Your task =>
Output the stretch of entries from the very start through the line containing "x-tick-label: Avoided deforestation", both ends included, exactly as they appear.

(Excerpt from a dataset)

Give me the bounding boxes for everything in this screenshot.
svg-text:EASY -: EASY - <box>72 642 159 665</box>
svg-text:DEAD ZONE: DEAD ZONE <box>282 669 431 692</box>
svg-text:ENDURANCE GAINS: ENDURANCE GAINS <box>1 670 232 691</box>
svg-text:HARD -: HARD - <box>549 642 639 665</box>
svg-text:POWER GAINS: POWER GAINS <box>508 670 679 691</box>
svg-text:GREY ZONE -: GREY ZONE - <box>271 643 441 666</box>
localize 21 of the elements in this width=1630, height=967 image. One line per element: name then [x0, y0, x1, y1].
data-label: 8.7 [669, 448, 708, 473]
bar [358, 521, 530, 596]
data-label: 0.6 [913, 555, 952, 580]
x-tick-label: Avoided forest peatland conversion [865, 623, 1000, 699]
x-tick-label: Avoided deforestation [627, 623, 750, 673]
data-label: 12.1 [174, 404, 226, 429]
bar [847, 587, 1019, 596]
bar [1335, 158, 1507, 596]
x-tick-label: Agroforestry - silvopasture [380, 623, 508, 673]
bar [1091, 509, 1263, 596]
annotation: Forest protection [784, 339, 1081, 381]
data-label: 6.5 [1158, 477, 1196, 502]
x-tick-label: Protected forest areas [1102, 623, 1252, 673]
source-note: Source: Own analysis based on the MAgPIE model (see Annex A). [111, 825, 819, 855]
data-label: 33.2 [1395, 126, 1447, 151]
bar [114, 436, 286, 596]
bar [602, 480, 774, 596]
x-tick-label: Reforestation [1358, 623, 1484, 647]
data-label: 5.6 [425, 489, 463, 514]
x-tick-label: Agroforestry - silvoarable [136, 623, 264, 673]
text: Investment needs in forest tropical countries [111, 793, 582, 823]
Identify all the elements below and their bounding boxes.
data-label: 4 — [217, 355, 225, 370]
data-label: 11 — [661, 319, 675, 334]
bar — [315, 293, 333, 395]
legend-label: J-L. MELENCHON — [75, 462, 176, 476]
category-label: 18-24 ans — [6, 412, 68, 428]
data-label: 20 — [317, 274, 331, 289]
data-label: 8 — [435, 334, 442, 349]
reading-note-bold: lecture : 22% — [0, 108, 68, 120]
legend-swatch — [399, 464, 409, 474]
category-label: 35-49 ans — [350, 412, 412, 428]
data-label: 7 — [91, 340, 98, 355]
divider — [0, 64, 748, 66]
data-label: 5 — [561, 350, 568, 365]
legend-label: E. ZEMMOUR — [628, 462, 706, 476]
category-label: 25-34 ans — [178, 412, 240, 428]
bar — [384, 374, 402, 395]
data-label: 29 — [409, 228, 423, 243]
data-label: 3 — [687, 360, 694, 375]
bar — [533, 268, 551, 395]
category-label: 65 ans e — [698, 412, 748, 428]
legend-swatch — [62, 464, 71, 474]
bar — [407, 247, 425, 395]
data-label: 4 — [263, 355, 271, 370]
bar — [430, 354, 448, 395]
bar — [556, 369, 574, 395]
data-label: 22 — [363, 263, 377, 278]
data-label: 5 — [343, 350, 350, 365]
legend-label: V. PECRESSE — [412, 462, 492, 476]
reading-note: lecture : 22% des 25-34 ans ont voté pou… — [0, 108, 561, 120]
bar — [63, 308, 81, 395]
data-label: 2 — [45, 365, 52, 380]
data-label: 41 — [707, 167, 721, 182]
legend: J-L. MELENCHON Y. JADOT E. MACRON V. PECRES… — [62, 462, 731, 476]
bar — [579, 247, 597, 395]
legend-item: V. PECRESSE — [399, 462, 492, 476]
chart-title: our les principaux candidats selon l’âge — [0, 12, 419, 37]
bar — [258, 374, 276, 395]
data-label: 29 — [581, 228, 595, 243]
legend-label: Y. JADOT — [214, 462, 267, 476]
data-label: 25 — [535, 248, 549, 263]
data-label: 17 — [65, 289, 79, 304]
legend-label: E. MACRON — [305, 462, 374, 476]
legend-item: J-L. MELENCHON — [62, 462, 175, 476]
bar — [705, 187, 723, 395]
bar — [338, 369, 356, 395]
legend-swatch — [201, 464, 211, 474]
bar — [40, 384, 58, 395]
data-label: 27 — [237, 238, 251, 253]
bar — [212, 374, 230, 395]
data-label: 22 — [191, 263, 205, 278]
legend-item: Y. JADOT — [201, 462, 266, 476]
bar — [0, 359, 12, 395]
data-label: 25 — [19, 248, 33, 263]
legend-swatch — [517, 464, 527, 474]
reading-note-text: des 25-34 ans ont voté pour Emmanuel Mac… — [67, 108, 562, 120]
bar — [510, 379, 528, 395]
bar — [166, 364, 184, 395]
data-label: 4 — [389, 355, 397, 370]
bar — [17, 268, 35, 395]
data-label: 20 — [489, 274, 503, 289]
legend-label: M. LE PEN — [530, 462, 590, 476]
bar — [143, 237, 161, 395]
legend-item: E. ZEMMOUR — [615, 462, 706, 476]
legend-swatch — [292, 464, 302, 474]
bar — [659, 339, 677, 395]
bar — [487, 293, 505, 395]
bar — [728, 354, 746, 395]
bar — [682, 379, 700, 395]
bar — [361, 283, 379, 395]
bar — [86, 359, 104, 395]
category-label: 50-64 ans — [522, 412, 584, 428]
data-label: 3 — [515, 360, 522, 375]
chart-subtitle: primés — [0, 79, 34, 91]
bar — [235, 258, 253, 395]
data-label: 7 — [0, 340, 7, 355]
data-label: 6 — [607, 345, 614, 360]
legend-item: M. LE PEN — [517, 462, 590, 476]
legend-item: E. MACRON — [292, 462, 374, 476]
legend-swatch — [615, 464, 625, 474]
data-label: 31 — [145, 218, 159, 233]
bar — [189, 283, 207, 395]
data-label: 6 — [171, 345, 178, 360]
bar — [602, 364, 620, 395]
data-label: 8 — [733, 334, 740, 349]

Response =>
Give me the bounding boxes for everything in this screenshot.
svg-text:EASY -: EASY - <box>72 642 159 665</box>
svg-text:DEAD ZONE: DEAD ZONE <box>282 669 431 692</box>
svg-text:ENDURANCE GAINS: ENDURANCE GAINS <box>1 670 232 691</box>
svg-text:HARD -: HARD - <box>549 642 639 665</box>
svg-text:POWER GAINS: POWER GAINS <box>508 670 679 691</box>
svg-text:GREY ZONE -: GREY ZONE - <box>271 643 441 666</box>
localize 21 of the elements in this width=1630, height=967 image. One line per element: name then [x0, y0, x1, y1].
data-label: 8.7 [669, 448, 708, 473]
bar [358, 521, 530, 596]
data-label: 0.6 [913, 555, 952, 580]
x-tick-label: Avoided forest peatland conversion [865, 623, 1000, 699]
x-tick-label: Avoided deforestation [627, 623, 750, 673]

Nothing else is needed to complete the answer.